Supplied material =>
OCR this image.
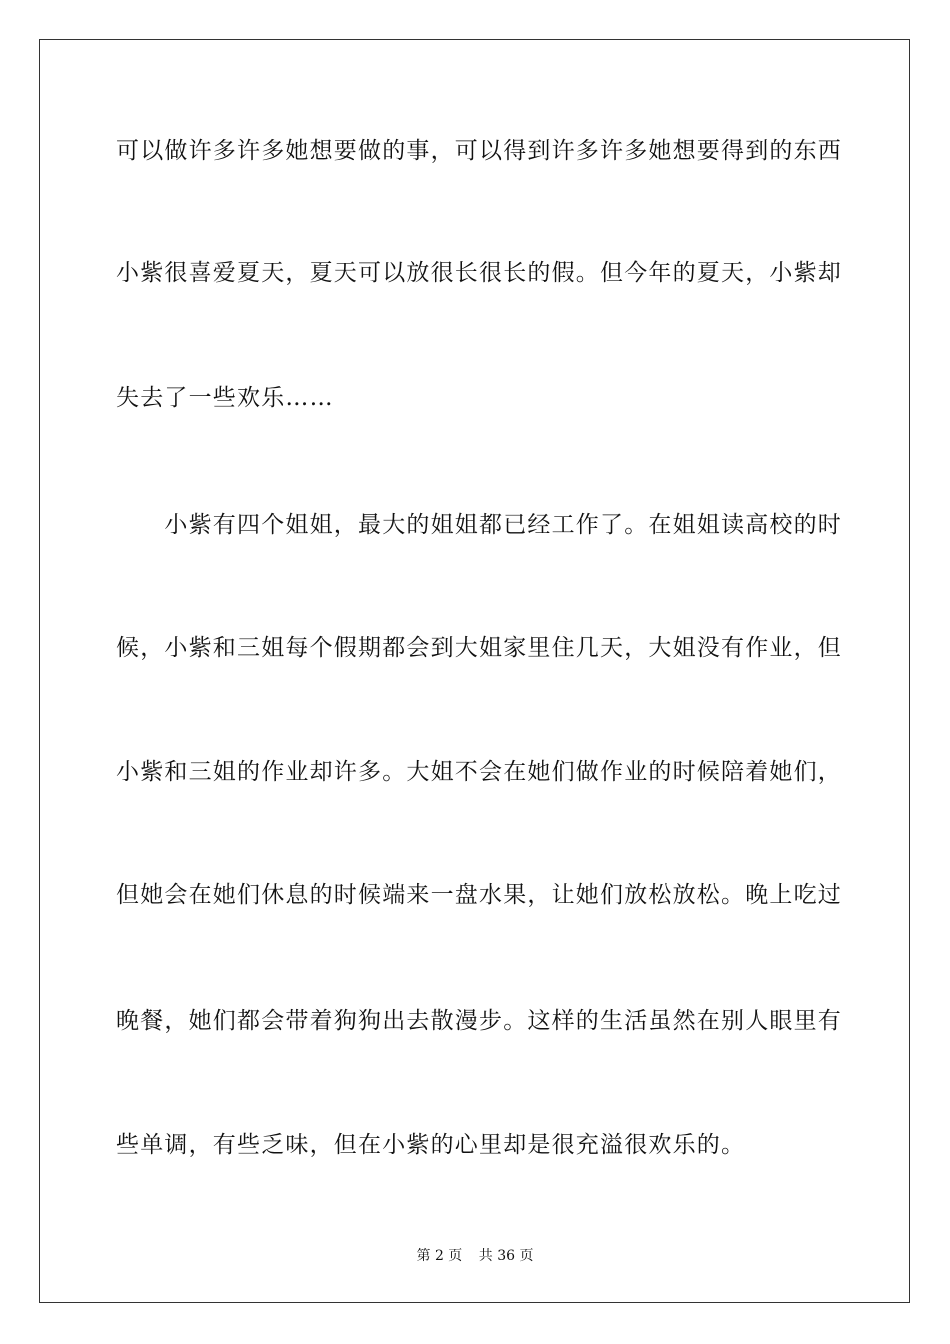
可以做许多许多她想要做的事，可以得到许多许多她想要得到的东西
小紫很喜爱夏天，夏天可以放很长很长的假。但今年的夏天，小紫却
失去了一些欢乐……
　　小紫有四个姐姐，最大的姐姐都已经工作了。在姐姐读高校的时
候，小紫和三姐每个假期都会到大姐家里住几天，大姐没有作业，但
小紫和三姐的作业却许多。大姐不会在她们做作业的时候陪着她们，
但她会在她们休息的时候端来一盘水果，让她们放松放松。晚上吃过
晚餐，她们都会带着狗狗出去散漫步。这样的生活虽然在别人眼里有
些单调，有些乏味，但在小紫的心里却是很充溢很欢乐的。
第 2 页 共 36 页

Do this => Make a word-for-word copy of the entries, without any pictures.

Exercise solution =>
OCR this image.
可以做许多许多她想要做的事，可以得到许多许多她想要得到的东西
小紫很喜爱夏天，夏天可以放很长很长的假。但今年的夏天，小紫却
失去了一些欢乐……
　　小紫有四个姐姐，最大的姐姐都已经工作了。在姐姐读高校的时
候，小紫和三姐每个假期都会到大姐家里住几天，大姐没有作业，但
小紫和三姐的作业却许多。大姐不会在她们做作业的时候陪着她们，
但她会在她们休息的时候端来一盘水果，让她们放松放松。晚上吃过
晚餐，她们都会带着狗狗出去散漫步。这样的生活虽然在别人眼里有
些单调，有些乏味，但在小紫的心里却是很充溢很欢乐的。
第 2 页 共 36 页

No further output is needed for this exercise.